§ TASK PROMPT:
Write the data out again, exactly as given.

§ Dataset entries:
==============================

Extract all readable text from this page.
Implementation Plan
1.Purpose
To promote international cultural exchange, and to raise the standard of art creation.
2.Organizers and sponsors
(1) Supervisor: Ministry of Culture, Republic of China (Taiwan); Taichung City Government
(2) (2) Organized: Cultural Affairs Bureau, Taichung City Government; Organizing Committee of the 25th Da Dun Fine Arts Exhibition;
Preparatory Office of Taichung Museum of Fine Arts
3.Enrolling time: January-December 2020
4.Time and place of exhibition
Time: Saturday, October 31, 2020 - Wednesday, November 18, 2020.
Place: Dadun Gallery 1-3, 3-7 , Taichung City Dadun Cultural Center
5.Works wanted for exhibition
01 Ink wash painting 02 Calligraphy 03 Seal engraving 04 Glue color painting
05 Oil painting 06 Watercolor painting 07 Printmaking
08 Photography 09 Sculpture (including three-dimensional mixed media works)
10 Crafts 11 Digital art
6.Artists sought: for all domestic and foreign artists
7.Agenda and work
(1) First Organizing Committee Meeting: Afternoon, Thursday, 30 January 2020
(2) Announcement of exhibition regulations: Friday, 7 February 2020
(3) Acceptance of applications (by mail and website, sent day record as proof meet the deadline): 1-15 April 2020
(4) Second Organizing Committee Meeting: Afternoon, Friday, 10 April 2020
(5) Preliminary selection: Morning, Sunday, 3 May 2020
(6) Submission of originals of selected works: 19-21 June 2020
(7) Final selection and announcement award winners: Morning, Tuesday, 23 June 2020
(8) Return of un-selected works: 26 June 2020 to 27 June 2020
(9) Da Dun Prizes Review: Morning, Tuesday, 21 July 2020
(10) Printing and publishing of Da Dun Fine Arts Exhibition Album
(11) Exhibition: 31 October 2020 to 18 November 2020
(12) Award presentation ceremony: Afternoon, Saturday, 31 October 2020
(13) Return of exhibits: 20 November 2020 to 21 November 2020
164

==============================

§ WRITTEN ANSWER:
Extract all readable text from this page.
Implementation Plan
1.Purpose
To promote international cultural exchange, and to raise the standard of art creation.
2.Organizers and sponsors
(1) Supervisor: Ministry of Culture, Republic of China (Taiwan); Taichung City Government
(2) (2) Organized: Cultural Affairs Bureau, Taichung City Government; Organizing Committee of the 25th Da Dun Fine Arts Exhibition;
Preparatory Office of Taichung Museum of Fine Arts
3.Enrolling time: January-December 2020
4.Time and place of exhibition
Time: Saturday, October 31, 2020 - Wednesday, November 18, 2020.
Place: Dadun Gallery 1-3, 3-7 , Taichung City Dadun Cultural Center
5.Works wanted for exhibition
01 Ink wash painting 02 Calligraphy 03 Seal engraving 04 Glue color painting
05 Oil painting 06 Watercolor painting 07 Printmaking
08 Photography 09 Sculpture (including three-dimensional mixed media works)
10 Crafts 11 Digital art
6.Artists sought: for all domestic and foreign artists
7.Agenda and work
(1) First Organizing Committee Meeting: Afternoon, Thursday, 30 January 2020
(2) Announcement of exhibition regulations: Friday, 7 February 2020
(3) Acceptance of applications (by mail and website, sent day record as proof meet the deadline): 1-15 April 2020
(4) Second Organizing Committee Meeting: Afternoon, Friday, 10 April 2020
(5) Preliminary selection: Morning, Sunday, 3 May 2020
(6) Submission of originals of selected works: 19-21 June 2020
(7) Final selection and announcement award winners: Morning, Tuesday, 23 June 2020
(8) Return of un-selected works: 26 June 2020 to 27 June 2020
(9) Da Dun Prizes Review: Morning, Tuesday, 21 July 2020
(10) Printing and publishing of Da Dun Fine Arts Exhibition Album
(11) Exhibition: 31 October 2020 to 18 November 2020
(12) Award presentation ceremony: Afternoon, Saturday, 31 October 2020
(13) Return of exhibits: 20 November 2020 to 21 November 2020
164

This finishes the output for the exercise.